[Extracted data entries]
........
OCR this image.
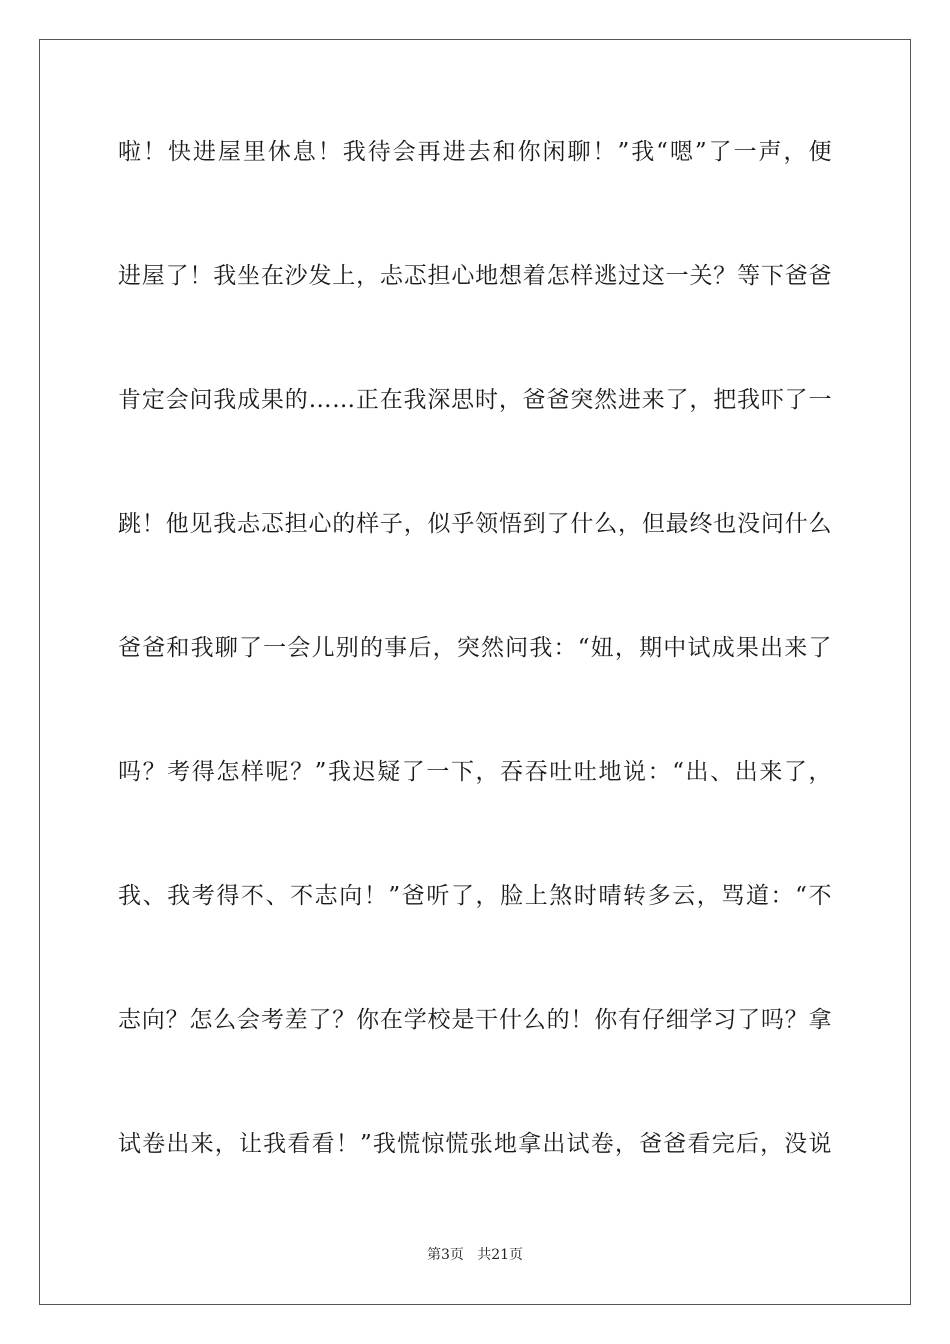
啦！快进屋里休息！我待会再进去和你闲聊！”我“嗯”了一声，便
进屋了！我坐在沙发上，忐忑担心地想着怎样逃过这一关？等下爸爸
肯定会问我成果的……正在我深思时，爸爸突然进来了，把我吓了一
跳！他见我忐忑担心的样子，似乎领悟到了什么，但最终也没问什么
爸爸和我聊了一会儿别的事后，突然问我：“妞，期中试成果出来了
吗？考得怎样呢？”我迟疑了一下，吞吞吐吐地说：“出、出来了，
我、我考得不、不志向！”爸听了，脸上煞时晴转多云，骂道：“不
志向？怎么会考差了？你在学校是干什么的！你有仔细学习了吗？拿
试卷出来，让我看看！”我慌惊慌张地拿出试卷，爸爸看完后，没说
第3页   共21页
........
WRITTEN INSTRUCTION: Print out the lines exactly, skipping any picture.

EXERCISE SOLUTION:
OCR this image.
啦！快进屋里休息！我待会再进去和你闲聊！”我“嗯”了一声，便
进屋了！我坐在沙发上，忐忑担心地想着怎样逃过这一关？等下爸爸
肯定会问我成果的……正在我深思时，爸爸突然进来了，把我吓了一
跳！他见我忐忑担心的样子，似乎领悟到了什么，但最终也没问什么
爸爸和我聊了一会儿别的事后，突然问我：“妞，期中试成果出来了
吗？考得怎样呢？”我迟疑了一下，吞吞吐吐地说：“出、出来了，
我、我考得不、不志向！”爸听了，脸上煞时晴转多云，骂道：“不
志向？怎么会考差了？你在学校是干什么的！你有仔细学习了吗？拿
试卷出来，让我看看！”我慌惊慌张地拿出试卷，爸爸看完后，没说
第3页   共21页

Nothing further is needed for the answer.